= DATA FOR THIS EXERCISE =
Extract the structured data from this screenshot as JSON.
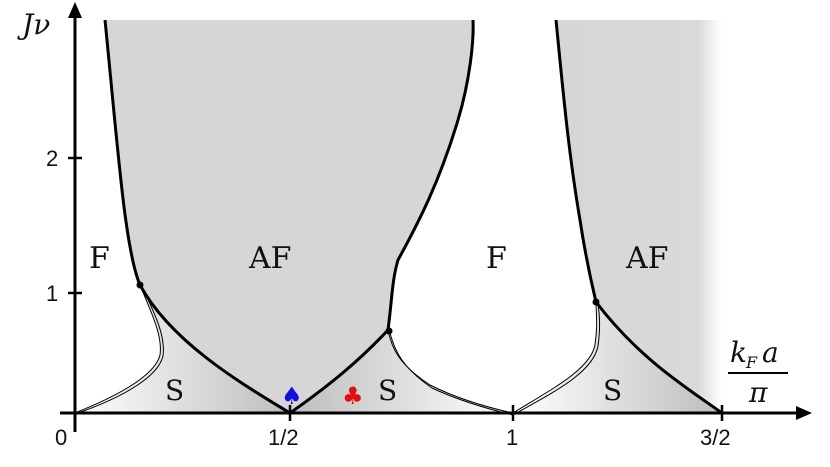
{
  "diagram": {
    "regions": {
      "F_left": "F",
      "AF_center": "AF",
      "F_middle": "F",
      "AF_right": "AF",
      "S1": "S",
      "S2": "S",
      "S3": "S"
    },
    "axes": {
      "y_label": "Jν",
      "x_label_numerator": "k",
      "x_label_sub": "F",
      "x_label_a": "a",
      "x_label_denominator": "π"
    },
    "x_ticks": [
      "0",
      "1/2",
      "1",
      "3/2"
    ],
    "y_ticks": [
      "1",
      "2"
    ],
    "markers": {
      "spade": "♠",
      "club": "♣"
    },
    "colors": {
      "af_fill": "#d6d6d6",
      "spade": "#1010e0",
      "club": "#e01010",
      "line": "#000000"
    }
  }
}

= WHAT TO WORK ON =
Without including the pictures, return each record above exactly as it stands.

= ANSWER TO THIS PROBLEM =
Extract the structured data from this screenshot as JSON.
{
  "diagram": {
    "regions": {
      "F_left": "F",
      "AF_center": "AF",
      "F_middle": "F",
      "AF_right": "AF",
      "S1": "S",
      "S2": "S",
      "S3": "S"
    },
    "axes": {
      "y_label": "Jν",
      "x_label_numerator": "k",
      "x_label_sub": "F",
      "x_label_a": "a",
      "x_label_denominator": "π"
    },
    "x_ticks": [
      "0",
      "1/2",
      "1",
      "3/2"
    ],
    "y_ticks": [
      "1",
      "2"
    ],
    "markers": {
      "spade": "♠",
      "club": "♣"
    },
    "colors": {
      "af_fill": "#d6d6d6",
      "spade": "#1010e0",
      "club": "#e01010",
      "line": "#000000"
    }
  }
}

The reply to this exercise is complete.